## Data shown
= = = = = = =
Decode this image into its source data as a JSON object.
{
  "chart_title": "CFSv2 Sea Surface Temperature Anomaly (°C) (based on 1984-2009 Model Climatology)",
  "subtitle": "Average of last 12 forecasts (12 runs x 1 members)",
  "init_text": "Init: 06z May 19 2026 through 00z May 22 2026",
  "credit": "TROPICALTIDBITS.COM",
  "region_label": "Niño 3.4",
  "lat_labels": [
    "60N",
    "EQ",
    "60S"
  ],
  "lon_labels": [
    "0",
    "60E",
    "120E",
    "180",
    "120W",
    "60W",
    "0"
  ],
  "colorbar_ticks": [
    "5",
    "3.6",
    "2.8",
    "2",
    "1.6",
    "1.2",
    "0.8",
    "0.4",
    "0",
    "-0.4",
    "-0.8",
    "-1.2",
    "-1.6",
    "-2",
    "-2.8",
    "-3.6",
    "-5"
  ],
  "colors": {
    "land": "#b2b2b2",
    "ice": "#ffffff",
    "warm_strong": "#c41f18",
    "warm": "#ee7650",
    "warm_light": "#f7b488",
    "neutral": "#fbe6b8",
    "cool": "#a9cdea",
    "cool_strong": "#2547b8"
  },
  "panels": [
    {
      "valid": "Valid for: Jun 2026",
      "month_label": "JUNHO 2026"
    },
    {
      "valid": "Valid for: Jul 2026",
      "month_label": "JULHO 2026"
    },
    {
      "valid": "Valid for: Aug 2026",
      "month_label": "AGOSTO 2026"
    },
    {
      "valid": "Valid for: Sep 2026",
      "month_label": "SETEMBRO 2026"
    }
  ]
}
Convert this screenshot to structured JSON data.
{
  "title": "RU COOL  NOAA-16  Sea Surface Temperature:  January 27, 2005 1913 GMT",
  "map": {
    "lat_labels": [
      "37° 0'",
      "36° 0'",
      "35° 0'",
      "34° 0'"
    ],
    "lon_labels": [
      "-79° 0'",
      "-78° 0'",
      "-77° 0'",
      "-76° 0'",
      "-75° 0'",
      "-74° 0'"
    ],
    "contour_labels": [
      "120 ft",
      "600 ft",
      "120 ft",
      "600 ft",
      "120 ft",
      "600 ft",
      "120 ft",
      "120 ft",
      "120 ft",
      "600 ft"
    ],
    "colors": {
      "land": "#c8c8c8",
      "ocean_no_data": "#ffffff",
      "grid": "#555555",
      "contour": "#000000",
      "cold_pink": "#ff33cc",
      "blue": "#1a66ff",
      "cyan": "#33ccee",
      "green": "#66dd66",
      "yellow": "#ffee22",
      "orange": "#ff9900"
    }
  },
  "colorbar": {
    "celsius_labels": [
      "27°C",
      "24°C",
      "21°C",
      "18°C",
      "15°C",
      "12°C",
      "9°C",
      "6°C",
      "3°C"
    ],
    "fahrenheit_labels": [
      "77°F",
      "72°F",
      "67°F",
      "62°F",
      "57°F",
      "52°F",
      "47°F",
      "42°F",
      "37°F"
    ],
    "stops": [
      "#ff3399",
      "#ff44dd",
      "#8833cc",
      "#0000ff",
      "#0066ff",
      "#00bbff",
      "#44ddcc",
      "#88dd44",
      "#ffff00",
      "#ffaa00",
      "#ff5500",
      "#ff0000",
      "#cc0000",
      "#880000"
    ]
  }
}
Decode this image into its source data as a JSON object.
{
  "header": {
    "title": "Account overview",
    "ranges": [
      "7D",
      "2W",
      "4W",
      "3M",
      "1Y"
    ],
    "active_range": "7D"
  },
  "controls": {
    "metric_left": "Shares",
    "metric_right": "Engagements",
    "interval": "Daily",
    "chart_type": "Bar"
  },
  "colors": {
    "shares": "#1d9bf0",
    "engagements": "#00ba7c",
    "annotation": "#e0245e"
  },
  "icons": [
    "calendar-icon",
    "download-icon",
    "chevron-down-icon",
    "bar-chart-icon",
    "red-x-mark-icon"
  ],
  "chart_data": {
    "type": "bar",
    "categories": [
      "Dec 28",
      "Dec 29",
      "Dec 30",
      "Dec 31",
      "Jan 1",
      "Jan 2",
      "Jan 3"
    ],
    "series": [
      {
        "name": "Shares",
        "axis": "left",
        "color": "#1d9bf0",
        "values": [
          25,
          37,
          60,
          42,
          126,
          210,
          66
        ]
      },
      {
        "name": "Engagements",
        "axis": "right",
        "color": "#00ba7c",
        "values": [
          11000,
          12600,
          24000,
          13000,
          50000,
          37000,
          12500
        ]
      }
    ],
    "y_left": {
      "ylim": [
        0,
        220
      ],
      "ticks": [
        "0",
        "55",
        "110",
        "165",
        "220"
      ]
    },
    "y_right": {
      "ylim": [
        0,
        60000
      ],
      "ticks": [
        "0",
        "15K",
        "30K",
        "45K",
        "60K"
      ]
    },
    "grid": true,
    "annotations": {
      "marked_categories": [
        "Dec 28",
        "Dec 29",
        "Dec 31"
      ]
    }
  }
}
= = = = = = =
## Short problem
Make an exact copy of the records.

## Written solution
Decode this image into its source data as a JSON object.
{
  "chart_title": "CFSv2 Sea Surface Temperature Anomaly (°C) (based on 1984-2009 Model Climatology)",
  "subtitle": "Average of last 12 forecasts (12 runs x 1 members)",
  "init_text": "Init: 06z May 19 2026 through 00z May 22 2026",
  "credit": "TROPICALTIDBITS.COM",
  "region_label": "Niño 3.4",
  "lat_labels": [
    "60N",
    "EQ",
    "60S"
  ],
  "lon_labels": [
    "0",
    "60E",
    "120E",
    "180",
    "120W",
    "60W",
    "0"
  ],
  "colorbar_ticks": [
    "5",
    "3.6",
    "2.8",
    "2",
    "1.6",
    "1.2",
    "0.8",
    "0.4",
    "0",
    "-0.4",
    "-0.8",
    "-1.2",
    "-1.6",
    "-2",
    "-2.8",
    "-3.6",
    "-5"
  ],
  "colors": {
    "land": "#b2b2b2",
    "ice": "#ffffff",
    "warm_strong": "#c41f18",
    "warm": "#ee7650",
    "warm_light": "#f7b488",
    "neutral": "#fbe6b8",
    "cool": "#a9cdea",
    "cool_strong": "#2547b8"
  },
  "panels": [
    {
      "valid": "Valid for: Jun 2026",
      "month_label": "JUNHO 2026"
    },
    {
      "valid": "Valid for: Jul 2026",
      "month_label": "JULHO 2026"
    },
    {
      "valid": "Valid for: Aug 2026",
      "month_label": "AGOSTO 2026"
    },
    {
      "valid": "Valid for: Sep 2026",
      "month_label": "SETEMBRO 2026"
    }
  ]
}
Convert this screenshot to structured JSON data.
{
  "title": "RU COOL  NOAA-16  Sea Surface Temperature:  January 27, 2005 1913 GMT",
  "map": {
    "lat_labels": [
      "37° 0'",
      "36° 0'",
      "35° 0'",
      "34° 0'"
    ],
    "lon_labels": [
      "-79° 0'",
      "-78° 0'",
      "-77° 0'",
      "-76° 0'",
      "-75° 0'",
      "-74° 0'"
    ],
    "contour_labels": [
      "120 ft",
      "600 ft",
      "120 ft",
      "600 ft",
      "120 ft",
      "600 ft",
      "120 ft",
      "120 ft",
      "120 ft",
      "600 ft"
    ],
    "colors": {
      "land": "#c8c8c8",
      "ocean_no_data": "#ffffff",
      "grid": "#555555",
      "contour": "#000000",
      "cold_pink": "#ff33cc",
      "blue": "#1a66ff",
      "cyan": "#33ccee",
      "green": "#66dd66",
      "yellow": "#ffee22",
      "orange": "#ff9900"
    }
  },
  "colorbar": {
    "celsius_labels": [
      "27°C",
      "24°C",
      "21°C",
      "18°C",
      "15°C",
      "12°C",
      "9°C",
      "6°C",
      "3°C"
    ],
    "fahrenheit_labels": [
      "77°F",
      "72°F",
      "67°F",
      "62°F",
      "57°F",
      "52°F",
      "47°F",
      "42°F",
      "37°F"
    ],
    "stops": [
      "#ff3399",
      "#ff44dd",
      "#8833cc",
      "#0000ff",
      "#0066ff",
      "#00bbff",
      "#44ddcc",
      "#88dd44",
      "#ffff00",
      "#ffaa00",
      "#ff5500",
      "#ff0000",
      "#cc0000",
      "#880000"
    ]
  }
}
Decode this image into its source data as a JSON object.
{
  "header": {
    "title": "Account overview",
    "ranges": [
      "7D",
      "2W",
      "4W",
      "3M",
      "1Y"
    ],
    "active_range": "7D"
  },
  "controls": {
    "metric_left": "Shares",
    "metric_right": "Engagements",
    "interval": "Daily",
    "chart_type": "Bar"
  },
  "colors": {
    "shares": "#1d9bf0",
    "engagements": "#00ba7c",
    "annotation": "#e0245e"
  },
  "icons": [
    "calendar-icon",
    "download-icon",
    "chevron-down-icon",
    "bar-chart-icon",
    "red-x-mark-icon"
  ],
  "chart_data": {
    "type": "bar",
    "categories": [
      "Dec 28",
      "Dec 29",
      "Dec 30",
      "Dec 31",
      "Jan 1",
      "Jan 2",
      "Jan 3"
    ],
    "series": [
      {
        "name": "Shares",
        "axis": "left",
        "color": "#1d9bf0",
        "values": [
          25,
          37,
          60,
          42,
          126,
          210,
          66
        ]
      },
      {
        "name": "Engagements",
        "axis": "right",
        "color": "#00ba7c",
        "values": [
          11000,
          12600,
          24000,
          13000,
          50000,
          37000,
          12500
        ]
      }
    ],
    "y_left": {
      "ylim": [
        0,
        220
      ],
      "ticks": [
        "0",
        "55",
        "110",
        "165",
        "220"
      ]
    },
    "y_right": {
      "ylim": [
        0,
        60000
      ],
      "ticks": [
        "0",
        "15K",
        "30K",
        "45K",
        "60K"
      ]
    },
    "grid": true,
    "annotations": {
      "marked_categories": [
        "Dec 28",
        "Dec 29",
        "Dec 31"
      ]
    }
  }
}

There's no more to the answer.